Records for the task:
.....

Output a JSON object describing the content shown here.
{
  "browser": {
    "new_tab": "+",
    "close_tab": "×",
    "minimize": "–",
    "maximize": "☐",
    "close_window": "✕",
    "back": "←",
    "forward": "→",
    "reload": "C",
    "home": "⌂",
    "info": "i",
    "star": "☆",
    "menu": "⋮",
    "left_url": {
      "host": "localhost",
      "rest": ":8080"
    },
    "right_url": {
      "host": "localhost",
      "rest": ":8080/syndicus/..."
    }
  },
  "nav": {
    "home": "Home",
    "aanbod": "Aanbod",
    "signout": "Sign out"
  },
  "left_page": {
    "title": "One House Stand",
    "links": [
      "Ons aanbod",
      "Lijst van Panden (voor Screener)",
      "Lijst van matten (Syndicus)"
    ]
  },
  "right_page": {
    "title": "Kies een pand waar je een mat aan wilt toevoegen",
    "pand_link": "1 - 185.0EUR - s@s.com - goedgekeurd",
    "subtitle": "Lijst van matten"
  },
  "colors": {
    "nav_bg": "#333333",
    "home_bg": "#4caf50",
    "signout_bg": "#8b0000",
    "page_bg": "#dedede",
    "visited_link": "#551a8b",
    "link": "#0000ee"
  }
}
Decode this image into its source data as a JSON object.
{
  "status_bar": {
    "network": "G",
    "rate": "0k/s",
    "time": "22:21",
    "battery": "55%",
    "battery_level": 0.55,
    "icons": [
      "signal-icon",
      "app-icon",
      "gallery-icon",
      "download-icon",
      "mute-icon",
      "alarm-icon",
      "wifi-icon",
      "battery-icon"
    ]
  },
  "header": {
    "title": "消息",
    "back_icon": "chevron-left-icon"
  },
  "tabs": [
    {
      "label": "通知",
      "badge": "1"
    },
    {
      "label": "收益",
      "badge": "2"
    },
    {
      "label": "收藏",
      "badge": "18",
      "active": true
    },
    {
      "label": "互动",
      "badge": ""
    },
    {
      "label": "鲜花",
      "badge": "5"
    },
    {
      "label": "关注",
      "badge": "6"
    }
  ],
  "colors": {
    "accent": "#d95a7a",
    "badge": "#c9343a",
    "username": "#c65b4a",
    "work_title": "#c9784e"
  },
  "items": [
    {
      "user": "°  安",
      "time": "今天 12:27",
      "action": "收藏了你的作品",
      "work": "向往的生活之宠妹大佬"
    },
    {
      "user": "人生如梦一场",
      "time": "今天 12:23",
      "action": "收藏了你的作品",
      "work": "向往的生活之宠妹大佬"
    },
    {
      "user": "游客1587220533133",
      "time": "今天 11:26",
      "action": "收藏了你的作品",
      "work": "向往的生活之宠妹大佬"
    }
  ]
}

.....

Stated exercise: Give the listing again, word for word.

The solution:
Output a JSON object describing the content shown here.
{
  "browser": {
    "new_tab": "+",
    "close_tab": "×",
    "minimize": "–",
    "maximize": "☐",
    "close_window": "✕",
    "back": "←",
    "forward": "→",
    "reload": "C",
    "home": "⌂",
    "info": "i",
    "star": "☆",
    "menu": "⋮",
    "left_url": {
      "host": "localhost",
      "rest": ":8080"
    },
    "right_url": {
      "host": "localhost",
      "rest": ":8080/syndicus/..."
    }
  },
  "nav": {
    "home": "Home",
    "aanbod": "Aanbod",
    "signout": "Sign out"
  },
  "left_page": {
    "title": "One House Stand",
    "links": [
      "Ons aanbod",
      "Lijst van Panden (voor Screener)",
      "Lijst van matten (Syndicus)"
    ]
  },
  "right_page": {
    "title": "Kies een pand waar je een mat aan wilt toevoegen",
    "pand_link": "1 - 185.0EUR - s@s.com - goedgekeurd",
    "subtitle": "Lijst van matten"
  },
  "colors": {
    "nav_bg": "#333333",
    "home_bg": "#4caf50",
    "signout_bg": "#8b0000",
    "page_bg": "#dedede",
    "visited_link": "#551a8b",
    "link": "#0000ee"
  }
}
Decode this image into its source data as a JSON object.
{
  "status_bar": {
    "network": "G",
    "rate": "0k/s",
    "time": "22:21",
    "battery": "55%",
    "battery_level": 0.55,
    "icons": [
      "signal-icon",
      "app-icon",
      "gallery-icon",
      "download-icon",
      "mute-icon",
      "alarm-icon",
      "wifi-icon",
      "battery-icon"
    ]
  },
  "header": {
    "title": "消息",
    "back_icon": "chevron-left-icon"
  },
  "tabs": [
    {
      "label": "通知",
      "badge": "1"
    },
    {
      "label": "收益",
      "badge": "2"
    },
    {
      "label": "收藏",
      "badge": "18",
      "active": true
    },
    {
      "label": "互动",
      "badge": ""
    },
    {
      "label": "鲜花",
      "badge": "5"
    },
    {
      "label": "关注",
      "badge": "6"
    }
  ],
  "colors": {
    "accent": "#d95a7a",
    "badge": "#c9343a",
    "username": "#c65b4a",
    "work_title": "#c9784e"
  },
  "items": [
    {
      "user": "°  安",
      "time": "今天 12:27",
      "action": "收藏了你的作品",
      "work": "向往的生活之宠妹大佬"
    },
    {
      "user": "人生如梦一场",
      "time": "今天 12:23",
      "action": "收藏了你的作品",
      "work": "向往的生活之宠妹大佬"
    },
    {
      "user": "游客1587220533133",
      "time": "今天 11:26",
      "action": "收藏了你的作品",
      "work": "向往的生活之宠妹大佬"
    }
  ]
}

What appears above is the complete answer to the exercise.